== Entries supplied

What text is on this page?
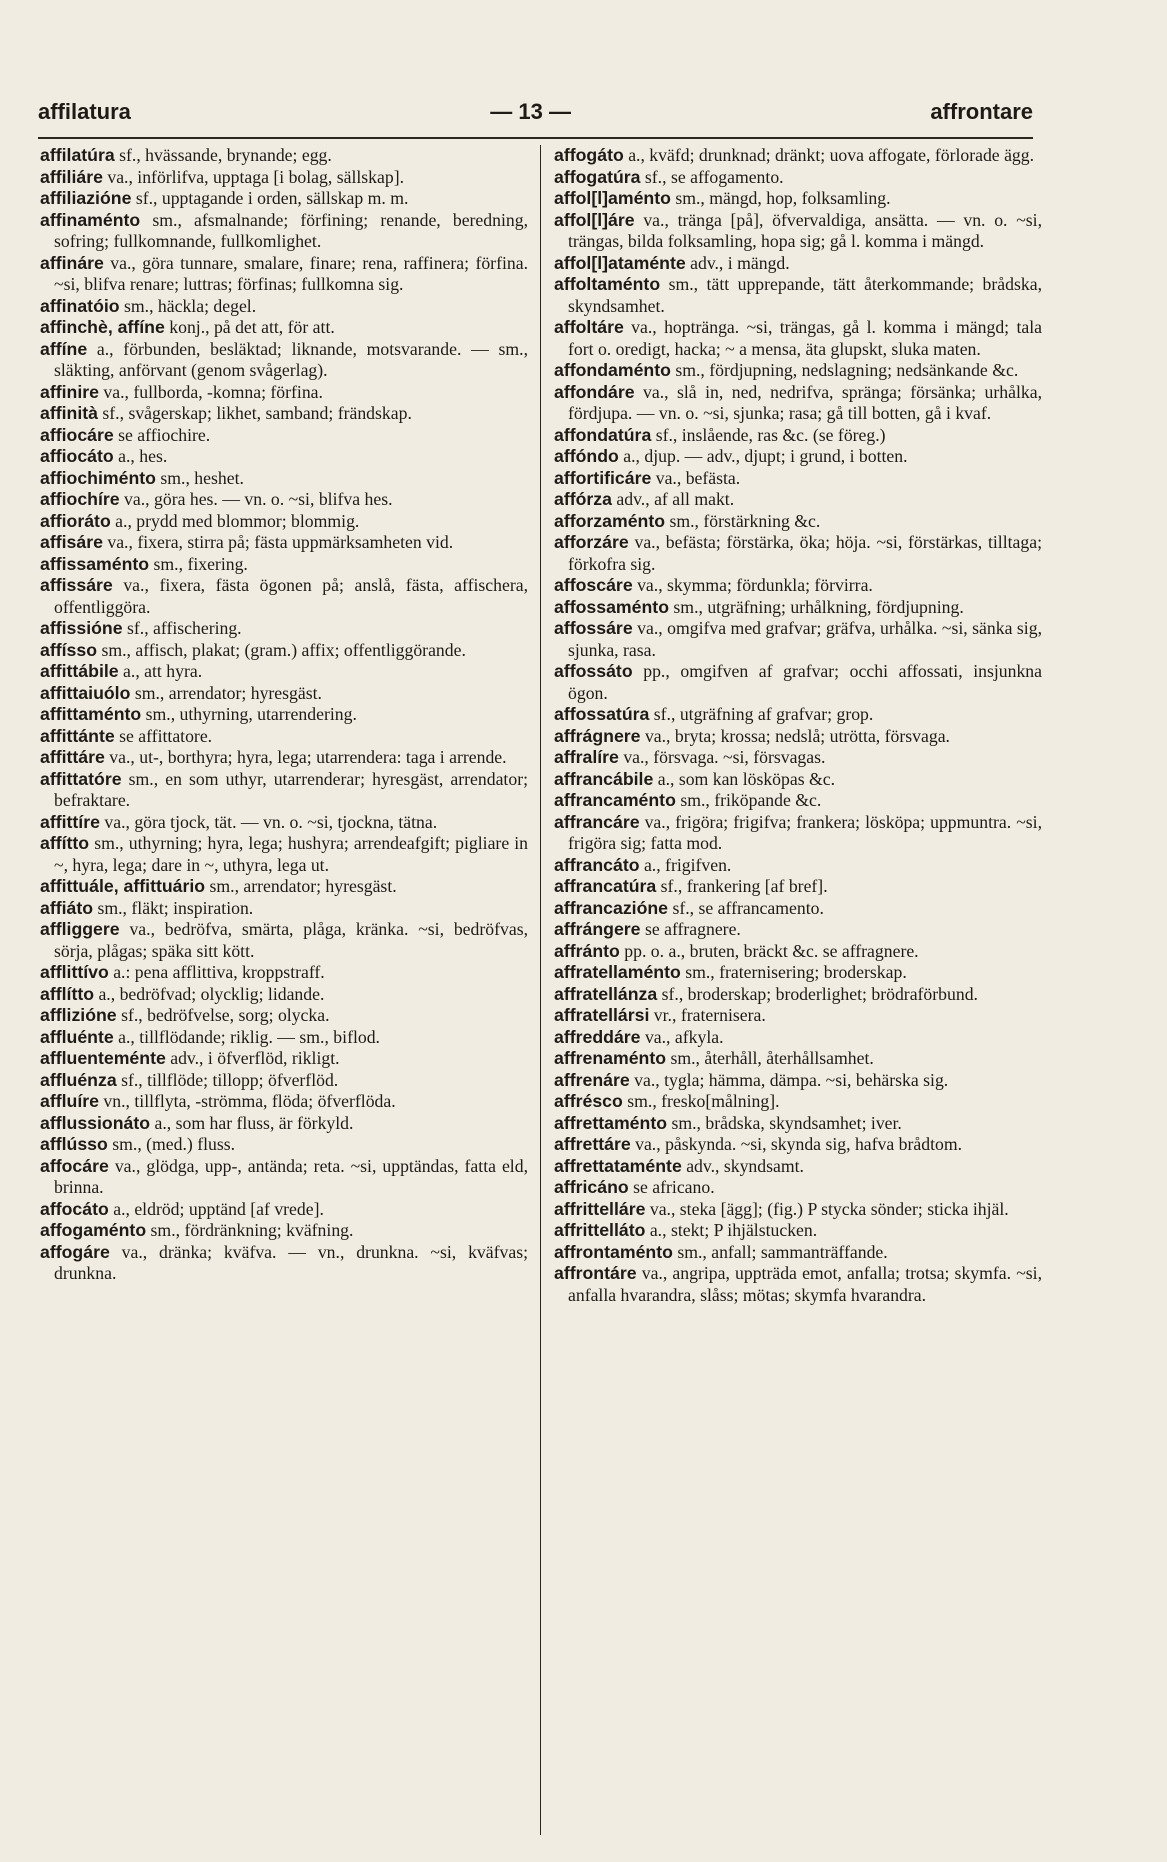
affilatura	— 13 —	affrontare
affilatúra sf., hvässande, brynande; egg.
affiliáre va., införlifva, upptaga [i bolag, sällskap].
affiliazióne sf., upptagande i orden, sällskap m. m.
affinaménto sm., afsmalnande; förfining; renande, beredning, sofring; fullkomnande, fullkomlighet.
affináre va., göra tunnare, smalare, finare; rena, raffinera; förfina. ~si, blifva renare; luttras; förfinas; fullkomna sig.
affinatóio sm., häckla; degel.
affinchè, affíne konj., på det att, för att.
affíne a., förbunden, besläktad; liknande, motsvarande. — sm., släkting, anförvant (genom svågerlag).
affinire va., fullborda, -komna; förfina.
affinità sf., svågerskap; likhet, samband; frändskap.
affiocáre se affiochire.
affiocáto a., hes.
affiochiménto sm., heshet.
affiochíre va., göra hes. — vn. o. ~si, blifva hes.
affioráto a., prydd med blommor; blommig.
affisáre va., fixera, stirra på; fästa uppmärksamheten vid.
affissaménto sm., fixering.
affissáre va., fixera, fästa ögonen på; anslå, fästa, affischera, offentliggöra.
affissióne sf., affischering.
affísso sm., affisch, plakat; (gram.) affix; offentliggörande.
affittábile a., att hyra.
affittaiuólo sm., arrendator; hyresgäst.
affittaménto sm., uthyrning, utarrendering.
affittánte se affittatore.
affittáre va., ut-, borthyra; hyra, lega; utarrendera: taga i arrende.
affittatóre sm., en som uthyr, utarrenderar; hyresgäst, arrendator; befraktare.
affittíre va., göra tjock, tät. — vn. o. ~si, tjockna, tätna.
affítto sm., uthyrning; hyra, lega; hushyra; arrendeafgift; pigliare in ~, hyra, lega; dare in ~, uthyra, lega ut.
affittuále, affittuário sm., arrendator; hyresgäst.
affiáto sm., fläkt; inspiration.
affliggere va., bedröfva, smärta, plåga, kränka. ~si, bedröfvas, sörja, plågas; späka sitt kött.
afflittívo a.: pena afflittiva, kroppstraff.
afflítto a., bedröfvad; olycklig; lidande.
afflizióne sf., bedröfvelse, sorg; olycka.
affluénte a., tillflödande; riklig. — sm., biflod.
affluenteménte adv., i öfverflöd, rikligt.
affluénza sf., tillflöde; tillopp; öfverflöd.
affluíre vn., tillflyta, -strömma, flöda; öfverflöda.
afflussionáto a., som har fluss, är förkyld.
afflússo sm., (med.) fluss.
affocáre va., glödga, upp-, antända; reta. ~si, upptändas, fatta eld, brinna.
affocáto a., eldröd; upptänd [af vrede].
affogaménto sm., fördränkning; kväfning.
affogáre va., dränka; kväfva. — vn., drunkna. ~si, kväfvas; drunkna.
affogáto a., kväfd; drunknad; dränkt; uova affogate, förlorade ägg.
affogatúra sf., se affogamento.
affol[l]aménto sm., mängd, hop, folksamling.
affol[l]áre va., tränga [på], öfvervaldiga, ansätta. — vn. o. ~si, trängas, bilda folksamling, hopa sig; gå l. komma i mängd.
affol[l]ataménte adv., i mängd.
affoltaménto sm., tätt upprepande, tätt återkommande; brådska, skyndsamhet.
affoltáre va., hopträngа. ~si, trängas, gå l. komma i mängd; tala fort o. oredigt, hacka; ~ a mensa, äta glupskt, sluka maten.
affondaménto sm., fördjupning, nedslagning; nedsänkande &c.
affondáre va., slå in, ned, nedrifva, spränga; försänka; urhålka, fördjupa. — vn. o. ~si, sjunka; rasa; gå till botten, gå i kvaf.
affondatúra sf., inslående, ras &c. (se föreg.)
affóndo a., djup. — adv., djupt; i grund, i botten.
affortificáre va., befästa.
affórza adv., af all makt.
afforzaménto sm., förstärkning &c.
afforzáre va., befästa; förstärka, öka; höja. ~si, förstärkas, tilltaga; förkofra sig.
affoscáre va., skymma; fördunkla; förvirra.
affossaménto sm., utgräfning; urhålkning, fördjupning.
affossáre va., omgifva med grafvar; gräfva, urhålka. ~si, sänka sig, sjunka, rasa.
affossáto pp., omgifven af grafvar; occhi affossati, insjunkna ögon.
affossatúra sf., utgräfning af grafvar; grop.
affrágnere va., bryta; krossa; nedslå; utrötta, försvaga.
affralíre va., försvaga. ~si, försvagas.
affrancábile a., som kan lösköpas &c.
affrancaménto sm., friköpande &c.
affrancáre va., frigöra; frigifva; frankera; lösköpa; uppmuntra. ~si, frigöra sig; fatta mod.
affrancáto a., frigifven.
affrancatúra sf., frankering [af bref].
affrancazióne sf., se affrancamento.
affrángere se affragnere.
affránto pp. o. a., bruten, bräckt &c. se affragnere.
affratellaménto sm., fraternisering; broderskap.
affratellánza sf., broderskap; broderlighet; brödraförbund.
affratellársi vr., fraternisera.
affreddáre va., afkyla.
affrenaménto sm., återhåll, återhållsamhet.
affrenáre va., tygla; hämma, dämpa. ~si, behärska sig.
affrésco sm., fresko[målning].
affrettaménto sm., brådska, skyndsamhet; iver.
affrettáre va., påskynda. ~si, skynda sig, hafva brådtom.
affrettataménte adv., skyndsamt.
affricáno se africano.
affrittelláre va., steka [ägg]; (fig.) P stycka sönder; sticka ihjäl.
affrittelláto a., stekt; P ihjälstucken.
affrontaménto sm., anfall; sammanträffande.
affrontáre va., angripa, uppträda emot, anfalla; trotsa; skymfa. ~si, anfalla hvarandra, slåss; mötas; skymfa hvarandra.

====

### Work order
Where the material contains a line with "folksamling", return that line.

### Written solution
affol[l]aménto sm., mängd, hop, folksamling.
affol[l]áre va., tränga [på], öfvervaldiga, ansätta. — vn. o. ~si, trängas, bilda folksamling, hopa sig; gå l. komma i mängd.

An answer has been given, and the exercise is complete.